The task:
Among the entries, which lines carry the string "metal"? Copy each of them.

Material:

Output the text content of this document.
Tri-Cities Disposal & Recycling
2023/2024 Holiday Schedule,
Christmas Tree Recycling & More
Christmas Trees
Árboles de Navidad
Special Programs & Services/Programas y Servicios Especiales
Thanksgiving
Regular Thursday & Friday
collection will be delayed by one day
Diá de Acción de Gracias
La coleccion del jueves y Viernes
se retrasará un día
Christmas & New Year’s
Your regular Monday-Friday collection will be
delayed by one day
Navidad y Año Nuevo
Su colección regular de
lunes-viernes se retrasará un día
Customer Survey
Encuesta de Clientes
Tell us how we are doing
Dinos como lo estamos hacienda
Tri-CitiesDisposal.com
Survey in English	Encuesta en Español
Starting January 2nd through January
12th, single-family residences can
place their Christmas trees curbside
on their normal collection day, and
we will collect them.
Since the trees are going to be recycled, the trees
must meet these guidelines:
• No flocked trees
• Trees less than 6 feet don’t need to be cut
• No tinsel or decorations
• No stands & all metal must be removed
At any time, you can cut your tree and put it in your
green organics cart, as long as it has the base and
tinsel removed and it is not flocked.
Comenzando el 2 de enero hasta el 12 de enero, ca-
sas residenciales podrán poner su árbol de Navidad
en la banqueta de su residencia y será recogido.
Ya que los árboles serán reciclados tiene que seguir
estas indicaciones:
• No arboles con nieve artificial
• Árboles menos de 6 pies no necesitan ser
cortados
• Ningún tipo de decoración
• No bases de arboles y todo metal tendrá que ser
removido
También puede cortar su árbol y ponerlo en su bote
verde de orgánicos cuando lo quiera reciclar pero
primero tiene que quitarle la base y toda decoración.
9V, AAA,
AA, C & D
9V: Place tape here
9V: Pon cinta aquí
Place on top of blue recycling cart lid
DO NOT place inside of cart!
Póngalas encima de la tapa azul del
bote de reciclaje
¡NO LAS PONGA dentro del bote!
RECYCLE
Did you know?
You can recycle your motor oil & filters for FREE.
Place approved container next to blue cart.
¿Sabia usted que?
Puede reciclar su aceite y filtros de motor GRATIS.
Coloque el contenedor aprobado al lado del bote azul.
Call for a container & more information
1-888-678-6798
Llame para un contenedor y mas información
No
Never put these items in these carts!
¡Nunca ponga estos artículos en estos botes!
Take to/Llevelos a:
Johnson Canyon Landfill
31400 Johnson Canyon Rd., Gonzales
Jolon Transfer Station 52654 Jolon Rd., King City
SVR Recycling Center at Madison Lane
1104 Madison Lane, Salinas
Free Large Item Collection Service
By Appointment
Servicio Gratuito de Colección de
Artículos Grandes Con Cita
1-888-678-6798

Written answer:
• No stands & all metal must be removed
• No bases de arboles y todo metal tendrá que ser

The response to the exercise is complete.